PARTS OF THE EXERCISE
**1)** Using the writing prompt post below, decide whether each statement agrees with it: (a) the first prompt asks for up to 1,000 words; (b) brief, deft info-dumps are called "heinleining"; (c) the two main weaknesses in the contest stories were too much telling and info dumps. For each, answer yes or no and quote the deciding words of the post.
**2)** In the entries below, retype everything from the line containing "Identify 39 of" down to the line containing "y-tick-label: $0 bbox=[96, 282, 110, 297]", including both of those lines.

EXTRACT TO READ
______________________________

Writing Prompt Friday

Oh. My. Goodness! Is it Friday already? I suppose I could blame my lack of posts on my Internet connection which has been giving me fits lately, but really, I think I just had too much fun at the Whitney Awards last weekend. It’s taken me this long to recover.

So. We’re back to Writing Prompt Friday. Here is your prompt:

Your MC is just back from the gym (or a jog) and is going to take a shower.

From this angle, everything in their bathroom looks perfectly normal.

But when they pull aside the shower curtain…

Write up to 1,000 words inspired by this photo/scenario.

If you post your story on your blog, feel free to leave a link in the comments section.

Writing Prompt Friday: Info Dumps

Info-dump: Large chunk of indigestible expository matter intended to explain the background situation. Info-dumps can be covert, as in fake newspaper or “Encyclopedia Galactica” articles, or overt, in which all action stops as the author assumes center stage and lectures. Info-dumps are also known as “expository lumps.” The use of brief, deft, inoffensive info-dumps is known as “kuttnering,” after Henry Kuttner. When information is worked unobtrusively into the story’s basic structure, this is known as “heinleining.”

from Bruce Sterling, “The Turkey City Lexicon”, Paragons iteration.

Perfect examples of info dumps done wrong can be found on CSI shows—where one character explains the scientific details of an experiment to another character who should already know that information.

Sometimes you have vital information that you need to weave into a story. The temptation is to just tell the reader the details and get if over with. This can lead to long passages that stall out your story. Too many of these, especially in the beginning, will stop the reader completely and they’ll never get around to finishing the book.

The trick is to determine which details are vital and which are fluff, and to weave those details into your story in a way that moves the plot and action along.

Here is a good example of how to do that.

Another good discussion of how to avoid info dumps is found HERE. I recommend you read the entire article because she has some good ideas on avoiding the info dump. However, I’m reposting an excerpt as your writing prompt/excercise for today:

Too much background? Do the Q&A test.

A test to find out if you’ve put too much data in the story is to read it yourself and, paragraph by paragraph, underline any background information and write in the margin what question it’s intended to answer.

After doing this, look through the questions. Are some listed more than once? If your protagonist keeps flashing back on degrading episodes he’s suffered because he’s illegitimate, perhaps most of those flashbacks can be taken out — your reader is screaming, “I got it, already!”

Also, are all of the questions important to the story? The history of the Fifth Dynasty may be a fascinating tale in itself, but perhaps all the reader needs here is to see a portrait of Emperor Archibald IV hanging over the current emperor’s throne, a daunting presence overlooking an insecure ruler. (Question: Why is the protagonist’s father unwilling to admit he made a mistake?)

from Finessing the Infodump by Paula Fleming

Writing Prompt Friday: Showing

The two main weaknesses in the stories submitted for the Book of Mormon contest were too much telling and info dumps.

This week let’s focus on showing vs telling. (Next Friday, we’ll deal with info dumps.)

  1. Go read this short tutorial on Showing vs Telling.

______________________________

DATA ROWS
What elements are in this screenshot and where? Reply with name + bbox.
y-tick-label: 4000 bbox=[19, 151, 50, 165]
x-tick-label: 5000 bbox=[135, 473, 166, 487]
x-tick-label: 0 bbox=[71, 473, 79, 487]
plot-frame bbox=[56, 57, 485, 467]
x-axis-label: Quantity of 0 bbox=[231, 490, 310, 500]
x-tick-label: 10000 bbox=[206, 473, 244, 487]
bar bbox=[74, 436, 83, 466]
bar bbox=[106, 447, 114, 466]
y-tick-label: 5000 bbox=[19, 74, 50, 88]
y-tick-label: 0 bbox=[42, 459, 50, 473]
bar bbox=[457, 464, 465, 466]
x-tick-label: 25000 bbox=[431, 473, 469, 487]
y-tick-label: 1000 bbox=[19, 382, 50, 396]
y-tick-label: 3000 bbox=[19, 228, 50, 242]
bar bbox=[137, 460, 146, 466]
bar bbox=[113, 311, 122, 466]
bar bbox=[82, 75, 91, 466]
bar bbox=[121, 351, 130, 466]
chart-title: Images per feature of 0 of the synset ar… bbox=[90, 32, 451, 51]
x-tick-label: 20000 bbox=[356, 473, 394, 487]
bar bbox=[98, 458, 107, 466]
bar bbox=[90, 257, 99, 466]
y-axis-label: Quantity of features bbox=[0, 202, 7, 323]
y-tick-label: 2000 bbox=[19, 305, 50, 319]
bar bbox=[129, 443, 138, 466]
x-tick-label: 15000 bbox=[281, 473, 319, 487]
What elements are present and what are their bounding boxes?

______________________________

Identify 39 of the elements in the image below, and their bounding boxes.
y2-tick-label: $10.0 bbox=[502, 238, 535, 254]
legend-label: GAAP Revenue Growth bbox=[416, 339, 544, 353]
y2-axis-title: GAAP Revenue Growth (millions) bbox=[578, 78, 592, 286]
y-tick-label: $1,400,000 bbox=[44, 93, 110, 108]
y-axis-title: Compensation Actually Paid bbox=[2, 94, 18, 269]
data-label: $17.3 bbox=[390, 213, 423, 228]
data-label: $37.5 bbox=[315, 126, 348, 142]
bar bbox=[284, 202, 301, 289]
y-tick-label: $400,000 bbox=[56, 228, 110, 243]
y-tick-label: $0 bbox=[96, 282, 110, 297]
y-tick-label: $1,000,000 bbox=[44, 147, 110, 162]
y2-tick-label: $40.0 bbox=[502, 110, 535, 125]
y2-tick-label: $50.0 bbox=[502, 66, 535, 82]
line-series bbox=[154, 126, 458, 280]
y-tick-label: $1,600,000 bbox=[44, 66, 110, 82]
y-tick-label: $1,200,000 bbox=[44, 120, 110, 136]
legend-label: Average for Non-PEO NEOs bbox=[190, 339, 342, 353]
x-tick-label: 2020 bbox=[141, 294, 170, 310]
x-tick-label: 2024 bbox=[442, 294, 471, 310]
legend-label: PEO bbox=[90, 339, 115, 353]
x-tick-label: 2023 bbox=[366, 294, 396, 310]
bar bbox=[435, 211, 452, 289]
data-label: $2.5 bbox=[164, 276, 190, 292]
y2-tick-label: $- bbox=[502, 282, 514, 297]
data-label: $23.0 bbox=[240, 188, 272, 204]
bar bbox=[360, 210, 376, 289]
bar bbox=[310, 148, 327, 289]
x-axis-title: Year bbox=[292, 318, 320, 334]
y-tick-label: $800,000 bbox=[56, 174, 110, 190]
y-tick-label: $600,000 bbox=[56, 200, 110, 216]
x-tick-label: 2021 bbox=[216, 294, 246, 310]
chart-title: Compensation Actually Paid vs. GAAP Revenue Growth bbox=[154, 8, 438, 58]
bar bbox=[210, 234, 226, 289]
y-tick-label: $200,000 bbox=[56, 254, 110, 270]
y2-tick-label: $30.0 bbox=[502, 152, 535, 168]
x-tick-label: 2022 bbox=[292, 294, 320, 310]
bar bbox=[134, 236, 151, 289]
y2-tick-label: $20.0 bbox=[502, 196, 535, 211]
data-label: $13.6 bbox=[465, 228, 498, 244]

______________________________

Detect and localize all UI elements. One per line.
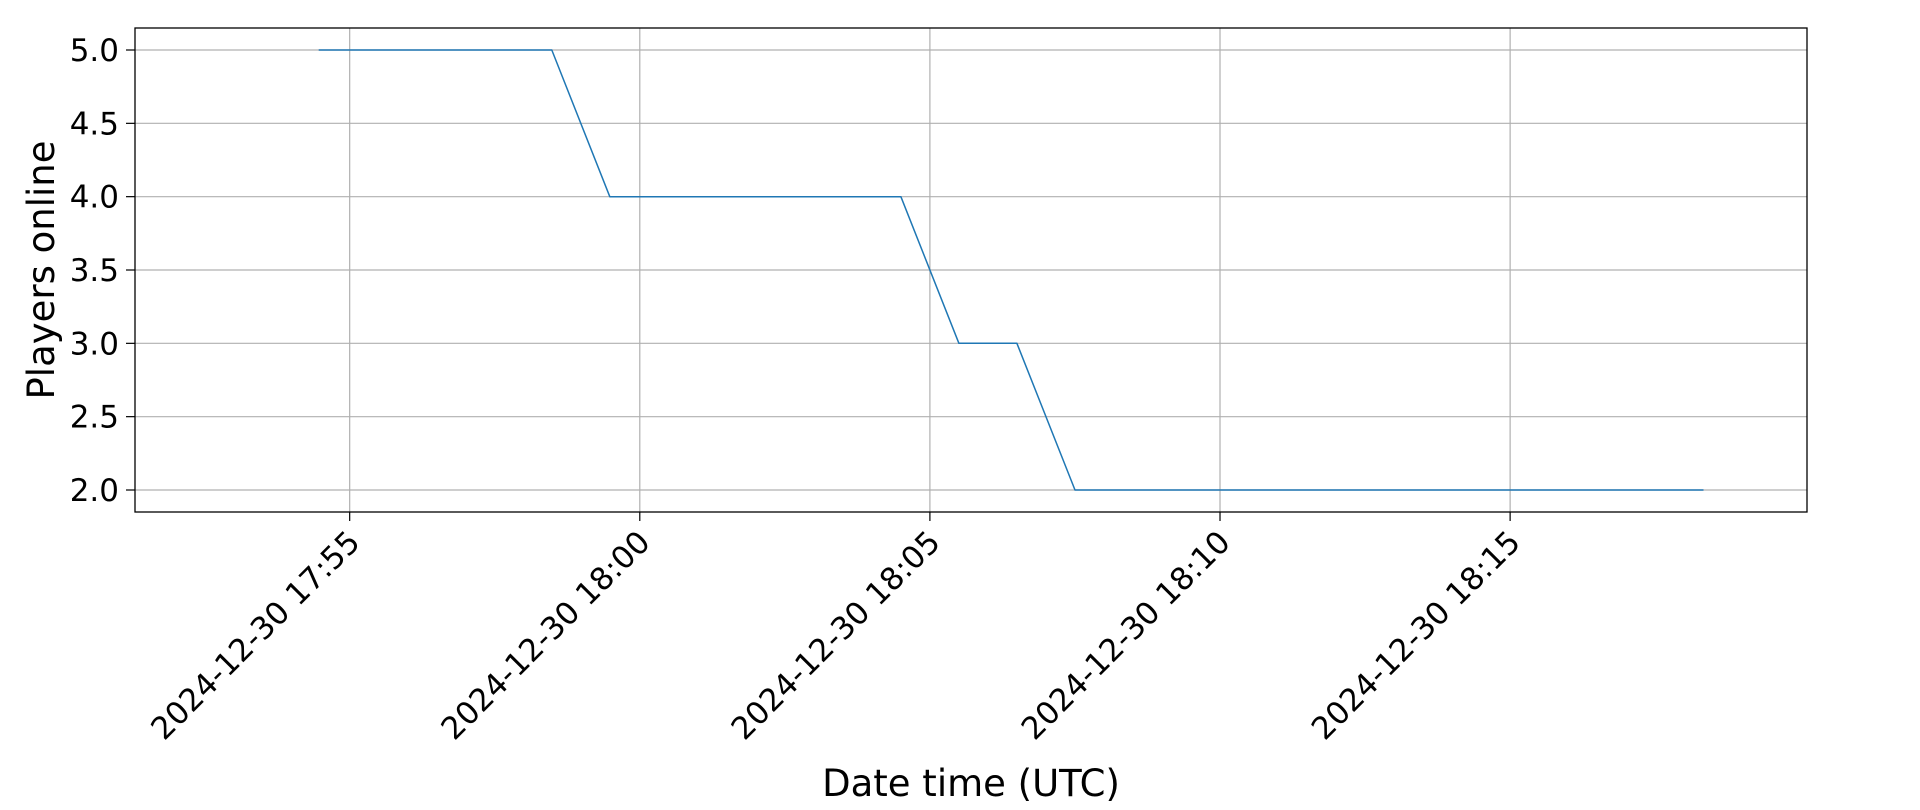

______________________________

FINAL ANSWERS
**1)**
(a) Yes: "Write up to 1,000 words inspired by this photo/scenario."
(b) No: "The use of brief, deft, inoffensive info-dumps is known as “kuttnering,” after Henry Kuttner."
(c) Yes: "The two main weaknesses in the stories submitted for the Book of Mormon contest were too much telling and info dumps."

**2)**
Identify 39 of the elements in the image below, and their bounding boxes.
y2-tick-label: $10.0 bbox=[502, 238, 535, 254]
legend-label: GAAP Revenue Growth bbox=[416, 339, 544, 353]
y2-axis-title: GAAP Revenue Growth (millions) bbox=[578, 78, 592, 286]
y-tick-label: $1,400,000 bbox=[44, 93, 110, 108]
y-axis-title: Compensation Actually Paid bbox=[2, 94, 18, 269]
data-label: $17.3 bbox=[390, 213, 423, 228]
data-label: $37.5 bbox=[315, 126, 348, 142]
bar bbox=[284, 202, 301, 289]
y-tick-label: $400,000 bbox=[56, 228, 110, 243]
y-tick-label: $0 bbox=[96, 282, 110, 297]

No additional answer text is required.